**Task description:**
Copy each line below that includes "arrière".

________________________________________

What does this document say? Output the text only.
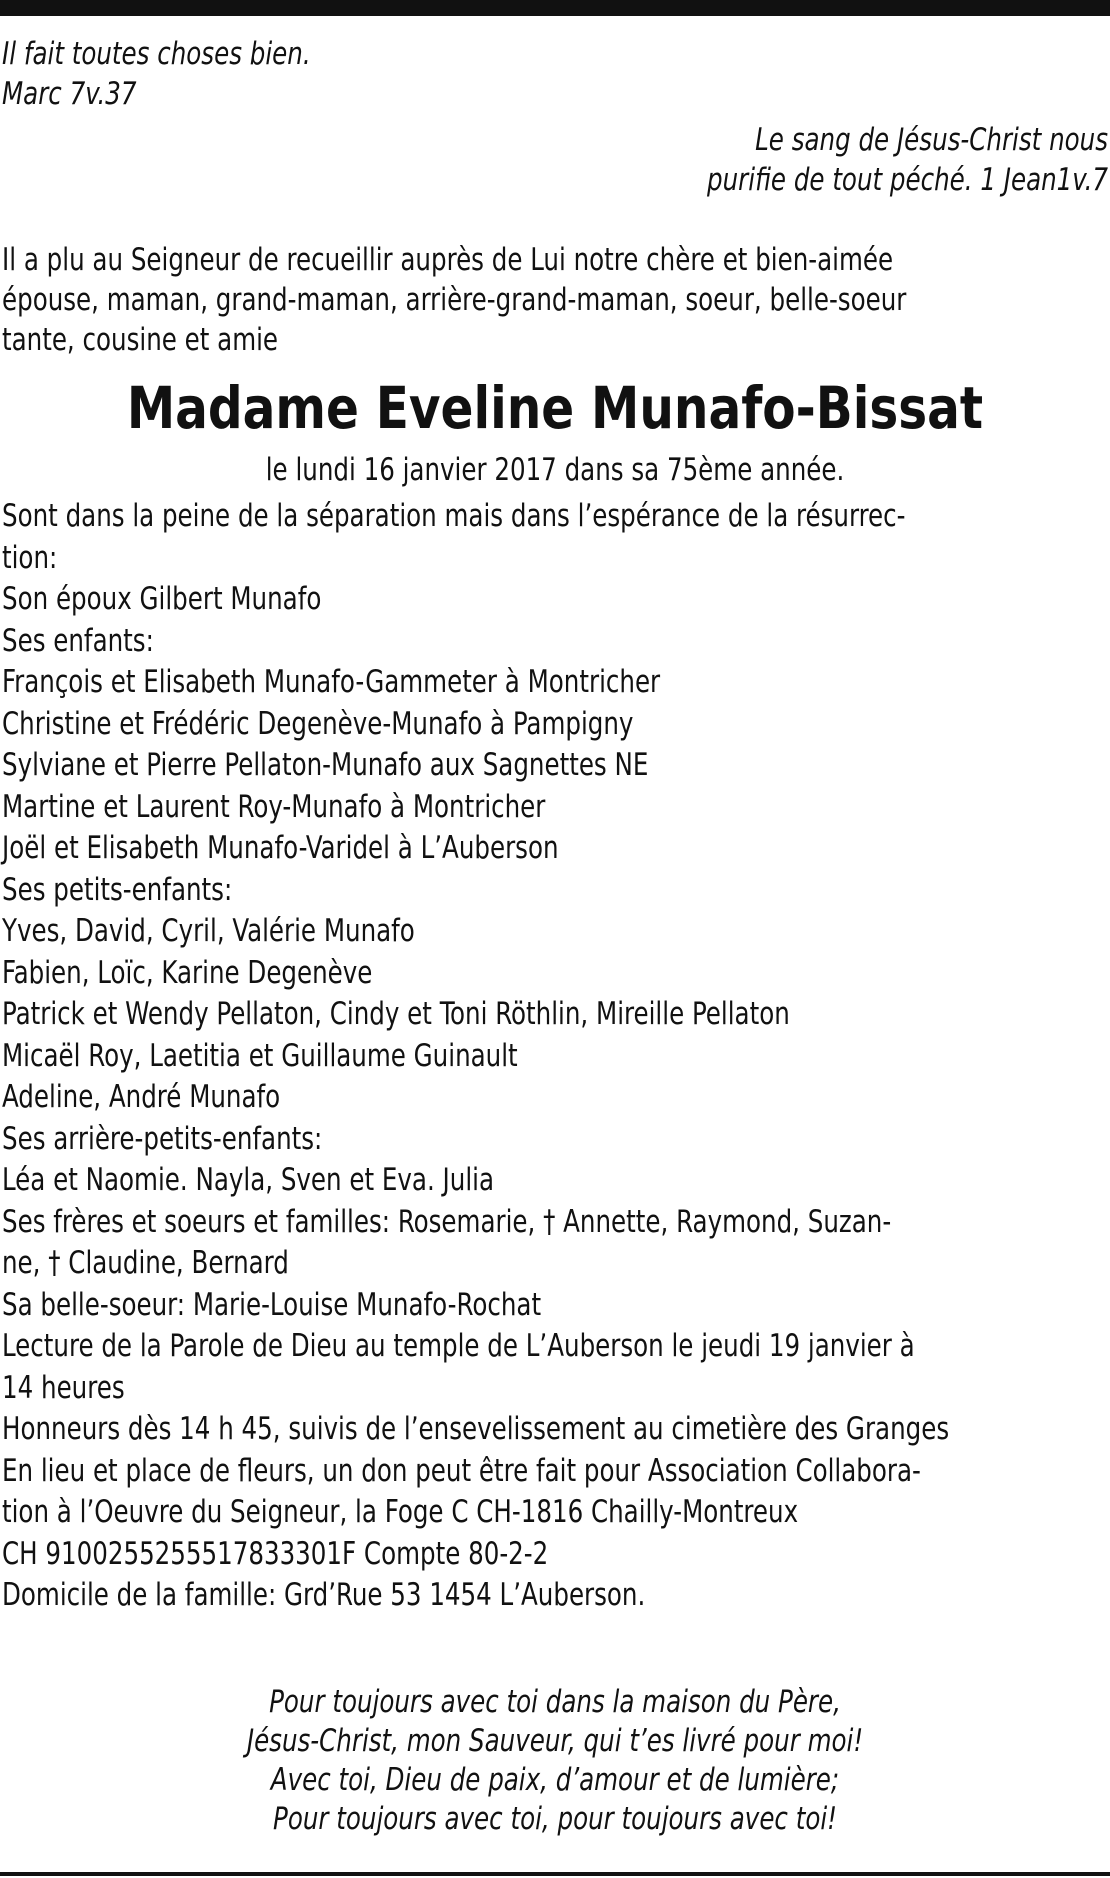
Il fait toutes choses bien.
Marc 7v.37
Le sang de Jésus-Christ nous
purifie de tout péché. 1 Jean1v.7
Il a plu au Seigneur de recueillir auprès de Lui notre chère et bien-aimée
épouse, maman, grand-maman, arrière-grand-maman, soeur, belle-soeur
tante, cousine et amie
Madame Eveline Munafo-Bissat
le lundi 16 janvier 2017 dans sa 75ème année.
Sont dans la peine de la séparation mais dans l’espérance de la résurrec-
tion:
Son époux Gilbert Munafo
Ses enfants:
François et Elisabeth Munafo-Gammeter à Montricher
Christine et Frédéric Degenève-Munafo à Pampigny
Sylviane et Pierre Pellaton-Munafo aux Sagnettes NE
Martine et Laurent Roy-Munafo à Montricher
Joël et Elisabeth Munafo-Varidel à L’Auberson
Ses petits-enfants:
Yves, David, Cyril, Valérie Munafo
Fabien, Loïc, Karine Degenève
Patrick et Wendy Pellaton, Cindy et Toni Röthlin, Mireille Pellaton
Micaël Roy, Laetitia et Guillaume Guinault
Adeline, André Munafo
Ses arrière-petits-enfants:
Léa et Naomie. Nayla, Sven et Eva. Julia
Ses frères et soeurs et familles: Rosemarie, † Annette, Raymond, Suzan-
ne, † Claudine, Bernard
Sa belle-soeur: Marie-Louise Munafo-Rochat
Lecture de la Parole de Dieu au temple de L’Auberson le jeudi 19 janvier à
14 heures
Honneurs dès 14 h 45, suivis de l’ensevelissement au cimetière des Granges
En lieu et place de fleurs, un don peut être fait pour Association Collabora-
tion à l’Oeuvre du Seigneur, la Foge C CH-1816 Chailly-Montreux
CH 9100255255517833301F Compte 80-2-2
Domicile de la famille: Grd’Rue 53 1454 L’Auberson.
Pour toujours avec toi dans la maison du Père,
Jésus-Christ, mon Sauveur, qui t’es livré pour moi!
Avec toi, Dieu de paix, d’amour et de lumière;
Pour toujours avec toi, pour toujours avec toi!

________________________________________

**Reply to the task:**
épouse, maman, grand-maman, arrière-grand-maman, soeur, belle-soeur
Ses arrière-petits-enfants:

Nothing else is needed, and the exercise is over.